SUPPLIED PASSAGE –
==========

I am trying to aggregate sales data using Pandas. Each line of the input file has a date, sales, category and date where there can be multiple entries for a category for a date.
import pandas as pd
from datetime import date
df = pd.DataFrame( [
{ 'Date': date(2022,4,1), 'Category': 'Food', 'Amount': 11.0 },
{ 'Date': date(2022,4,1), 'Category': 'Soda', 'Amount': 3.0 },
{ 'Date': date(2022,4,1), 'Category': 'Soda', 'Amount': 2.0 },
{ 'Date': date(2022,4,1), 'Category': 'Food', 'Amount': 13.0 },
{ 'Date': date(2022,4,2), 'Category': 'Candy', 'Amount': 1.0 },
{ 'Date': date(2022,4,2), 'Category': 'Candy', 'Amount': 0.5 },
{ 'Date': date(2022,4,2), 'Category': 'Food', 'Amount': 15.0 },
{ 'Date': date(2022,4,2), 'Category': 'Soda', 'Amount': 2.0 },
{ 'Date': date(2022,4,2), 'Category': 'Soda', 'Amount': 1.0 },
{ 'Date': date(2022,4,3), 'Category': 'Candy', 'Amount': 2.0 },
{ 'Date': date(2022,4,3), 'Category': 'Food', 'Amount': 18.0 },
{ 'Date': date(2022,4,3), 'Category': 'Food', 'Amount': 11.0 },
] )
I can use groupby to sum the entries for a category and I end up with a multi-index on Date and Category:
b = df.groupby(['Date', 'Category']).sum()
print(b)
Amount
Date Category
2022-04-01 Food 24.00
Soda 5.00
2022-04-02 Candy 1.75
Food 15.00
Soda 5.00
2022-04-03 Candy 0.60
Food 11.00
Soda 3.00
How can I transform this so the different categories are columns with the date as the index, something like this:
Food Soda Candy
2022-04-01 24.0 5.0 0.0
2022-04-02 15.0 5.0 1.75
2022-04-03 11.0 3.0 0.6
I've tried pivot tables, crosstabs (xs) and unstacking and can't figure out the right Pandas commands to get there!
CodePudding user response:
Using crosstab
:
import numpy as np
out = (pd.crosstab(df['Date'], df['Category'], df['Amount'], aggfunc=np.sum)
.fillna(0)
)
Output:
Category Candy Food Soda
Date
2022-04-01 0.0 24.0 5.0
2022-04-02 1.5 15.0 3.0
2022-04-03 2.0 29.0 0.0
Modification of your method with unstack
:
out = (df.groupby(['Date', 'Category'])['Amount'].sum()
.unstack(fill_value=0)
)
CodePudding user response:
You can use pd.pivot_table
with sum
as aggfunc
df.pivot_table(index='Date', columns='Category', values='Amount', aggfunc='sum', fill_value=0)
Output:
Category Candy Food Soda
Date
2022-04-01 0.0 24 5
2022-04-02 1.5 15 3
2022-04-03 2.0 29 0
Because you mentioned next to crosstab (mozway's answer) and pivot_table also unstack
, here a way you could do it with that:
df.set_index(['Date', 'Category'],append=True).unstack().groupby('Date').sum()

==========

LIST OF TASKS –
A: In the pandas thread, list every keyword argument passed in the pivot_table call, along with the value given for each.
B: In one to three sentences, explain why the second reply in the pandas thread ends with a line that uses unstack, based on what that reply says.

==========

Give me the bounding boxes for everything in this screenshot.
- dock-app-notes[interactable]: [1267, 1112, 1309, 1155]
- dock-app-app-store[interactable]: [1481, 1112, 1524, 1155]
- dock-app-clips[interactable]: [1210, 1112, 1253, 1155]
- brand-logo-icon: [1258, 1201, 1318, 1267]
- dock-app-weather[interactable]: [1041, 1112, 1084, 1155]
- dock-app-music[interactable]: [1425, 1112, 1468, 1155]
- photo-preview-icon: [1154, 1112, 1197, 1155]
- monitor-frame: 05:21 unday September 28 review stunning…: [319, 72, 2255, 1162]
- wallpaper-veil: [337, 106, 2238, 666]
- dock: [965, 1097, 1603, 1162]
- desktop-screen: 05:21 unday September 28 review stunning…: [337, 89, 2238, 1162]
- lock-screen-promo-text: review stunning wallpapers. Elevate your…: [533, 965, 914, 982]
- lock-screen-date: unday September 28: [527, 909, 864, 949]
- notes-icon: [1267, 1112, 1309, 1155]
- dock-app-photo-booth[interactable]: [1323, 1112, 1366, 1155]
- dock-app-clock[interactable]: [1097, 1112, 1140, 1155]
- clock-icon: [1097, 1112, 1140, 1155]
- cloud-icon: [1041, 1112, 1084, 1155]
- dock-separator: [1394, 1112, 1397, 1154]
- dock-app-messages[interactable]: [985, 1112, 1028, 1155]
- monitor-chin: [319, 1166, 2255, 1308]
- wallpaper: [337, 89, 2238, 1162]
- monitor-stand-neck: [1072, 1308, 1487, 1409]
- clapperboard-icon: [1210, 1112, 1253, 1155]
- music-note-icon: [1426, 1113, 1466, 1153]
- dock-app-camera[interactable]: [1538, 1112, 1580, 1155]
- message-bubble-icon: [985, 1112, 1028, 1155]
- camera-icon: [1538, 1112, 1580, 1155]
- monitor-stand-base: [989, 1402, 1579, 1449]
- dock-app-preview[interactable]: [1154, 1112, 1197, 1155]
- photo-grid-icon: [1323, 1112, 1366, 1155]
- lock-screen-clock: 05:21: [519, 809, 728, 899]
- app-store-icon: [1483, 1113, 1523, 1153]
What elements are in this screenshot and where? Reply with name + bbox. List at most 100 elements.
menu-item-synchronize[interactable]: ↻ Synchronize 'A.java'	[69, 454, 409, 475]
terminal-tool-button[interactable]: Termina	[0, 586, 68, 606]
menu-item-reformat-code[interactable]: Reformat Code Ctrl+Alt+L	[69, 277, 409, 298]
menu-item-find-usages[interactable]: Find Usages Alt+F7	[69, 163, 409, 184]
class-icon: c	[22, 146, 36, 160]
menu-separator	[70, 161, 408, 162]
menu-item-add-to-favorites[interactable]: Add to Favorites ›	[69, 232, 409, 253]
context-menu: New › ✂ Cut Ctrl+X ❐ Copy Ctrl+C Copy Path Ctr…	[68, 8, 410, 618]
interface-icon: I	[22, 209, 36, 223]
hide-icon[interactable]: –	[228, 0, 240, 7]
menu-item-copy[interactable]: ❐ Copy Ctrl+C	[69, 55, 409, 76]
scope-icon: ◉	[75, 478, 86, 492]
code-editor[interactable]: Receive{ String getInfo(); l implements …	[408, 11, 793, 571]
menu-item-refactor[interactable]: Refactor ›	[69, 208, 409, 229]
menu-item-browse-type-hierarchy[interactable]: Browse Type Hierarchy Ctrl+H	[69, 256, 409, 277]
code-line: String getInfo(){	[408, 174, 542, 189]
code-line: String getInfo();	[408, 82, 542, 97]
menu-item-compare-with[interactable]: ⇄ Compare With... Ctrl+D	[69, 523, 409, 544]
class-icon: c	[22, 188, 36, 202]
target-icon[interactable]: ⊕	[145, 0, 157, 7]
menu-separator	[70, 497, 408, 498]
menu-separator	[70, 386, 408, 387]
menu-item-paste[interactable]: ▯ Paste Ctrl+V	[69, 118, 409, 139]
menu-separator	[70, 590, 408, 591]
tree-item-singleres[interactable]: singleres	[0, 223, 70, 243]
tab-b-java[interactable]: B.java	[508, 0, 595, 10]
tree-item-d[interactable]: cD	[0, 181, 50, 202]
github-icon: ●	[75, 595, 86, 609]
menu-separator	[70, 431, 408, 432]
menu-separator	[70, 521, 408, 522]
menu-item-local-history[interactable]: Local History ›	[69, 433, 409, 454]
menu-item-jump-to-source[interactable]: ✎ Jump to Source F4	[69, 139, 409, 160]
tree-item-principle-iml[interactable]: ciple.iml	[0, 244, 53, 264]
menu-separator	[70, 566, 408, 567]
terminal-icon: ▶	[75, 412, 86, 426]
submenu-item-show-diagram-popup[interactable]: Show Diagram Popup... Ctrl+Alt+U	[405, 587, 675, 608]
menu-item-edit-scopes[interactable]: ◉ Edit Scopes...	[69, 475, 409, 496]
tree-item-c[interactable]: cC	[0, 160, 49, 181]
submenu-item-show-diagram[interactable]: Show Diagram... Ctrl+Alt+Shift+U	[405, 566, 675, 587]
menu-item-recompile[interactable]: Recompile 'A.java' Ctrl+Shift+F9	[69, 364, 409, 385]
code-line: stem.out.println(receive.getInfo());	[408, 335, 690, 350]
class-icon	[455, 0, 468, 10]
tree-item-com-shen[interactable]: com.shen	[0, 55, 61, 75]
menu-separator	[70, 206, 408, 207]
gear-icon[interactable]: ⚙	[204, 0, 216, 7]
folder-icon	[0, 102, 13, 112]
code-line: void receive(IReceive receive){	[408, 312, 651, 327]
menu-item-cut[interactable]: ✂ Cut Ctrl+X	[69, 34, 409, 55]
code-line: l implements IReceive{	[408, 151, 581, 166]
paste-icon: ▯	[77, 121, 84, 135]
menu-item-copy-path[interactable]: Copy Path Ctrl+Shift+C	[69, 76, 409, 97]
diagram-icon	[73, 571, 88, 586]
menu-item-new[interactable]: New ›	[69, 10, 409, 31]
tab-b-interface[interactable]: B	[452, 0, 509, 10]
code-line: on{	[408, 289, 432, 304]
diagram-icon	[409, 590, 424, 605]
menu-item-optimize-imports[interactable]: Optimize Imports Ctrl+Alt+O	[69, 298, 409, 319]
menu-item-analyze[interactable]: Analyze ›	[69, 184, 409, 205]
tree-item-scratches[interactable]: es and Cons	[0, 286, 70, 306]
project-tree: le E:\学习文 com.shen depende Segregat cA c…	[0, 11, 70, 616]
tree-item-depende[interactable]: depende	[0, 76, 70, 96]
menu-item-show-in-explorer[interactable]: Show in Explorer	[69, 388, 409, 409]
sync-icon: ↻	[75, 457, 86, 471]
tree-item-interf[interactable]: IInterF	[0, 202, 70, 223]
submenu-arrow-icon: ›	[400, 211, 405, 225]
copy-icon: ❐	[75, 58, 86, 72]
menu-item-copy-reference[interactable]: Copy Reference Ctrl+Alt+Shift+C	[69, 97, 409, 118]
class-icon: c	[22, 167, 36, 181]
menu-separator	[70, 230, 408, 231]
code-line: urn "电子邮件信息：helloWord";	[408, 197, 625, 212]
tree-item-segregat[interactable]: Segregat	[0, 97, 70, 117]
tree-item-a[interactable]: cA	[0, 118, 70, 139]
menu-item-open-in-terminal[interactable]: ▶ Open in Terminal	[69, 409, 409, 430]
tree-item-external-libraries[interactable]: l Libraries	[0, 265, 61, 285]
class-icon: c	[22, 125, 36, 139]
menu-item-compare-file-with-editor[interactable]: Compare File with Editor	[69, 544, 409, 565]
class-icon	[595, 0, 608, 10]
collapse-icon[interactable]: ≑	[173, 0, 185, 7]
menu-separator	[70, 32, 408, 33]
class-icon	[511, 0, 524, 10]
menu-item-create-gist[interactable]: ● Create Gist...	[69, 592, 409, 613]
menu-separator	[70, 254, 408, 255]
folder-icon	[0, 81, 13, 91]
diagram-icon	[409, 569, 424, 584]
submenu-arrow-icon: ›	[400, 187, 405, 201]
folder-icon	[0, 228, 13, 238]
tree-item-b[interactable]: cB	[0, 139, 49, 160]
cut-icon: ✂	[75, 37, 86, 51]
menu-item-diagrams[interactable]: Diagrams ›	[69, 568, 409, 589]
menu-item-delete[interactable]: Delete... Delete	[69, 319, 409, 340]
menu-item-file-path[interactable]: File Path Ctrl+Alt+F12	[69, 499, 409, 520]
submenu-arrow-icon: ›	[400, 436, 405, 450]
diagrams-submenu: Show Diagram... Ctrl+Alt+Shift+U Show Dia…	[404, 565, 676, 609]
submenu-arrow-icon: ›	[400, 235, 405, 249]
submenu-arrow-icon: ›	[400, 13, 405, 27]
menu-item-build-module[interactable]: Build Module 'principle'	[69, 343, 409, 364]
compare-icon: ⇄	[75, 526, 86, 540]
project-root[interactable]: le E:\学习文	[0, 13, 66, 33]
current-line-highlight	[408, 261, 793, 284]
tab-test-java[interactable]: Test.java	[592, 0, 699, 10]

==========

PER-TASK OUTPUTS –
A:
index='Date'
columns='Category'
values='Amount'
aggfunc='sum'
fill_value=0

B: The asker had mentioned trying unstacking, along with crosstab and pivot tables. The reply therefore also shows how the result could be reached with unstack, after giving its pivot_table solution.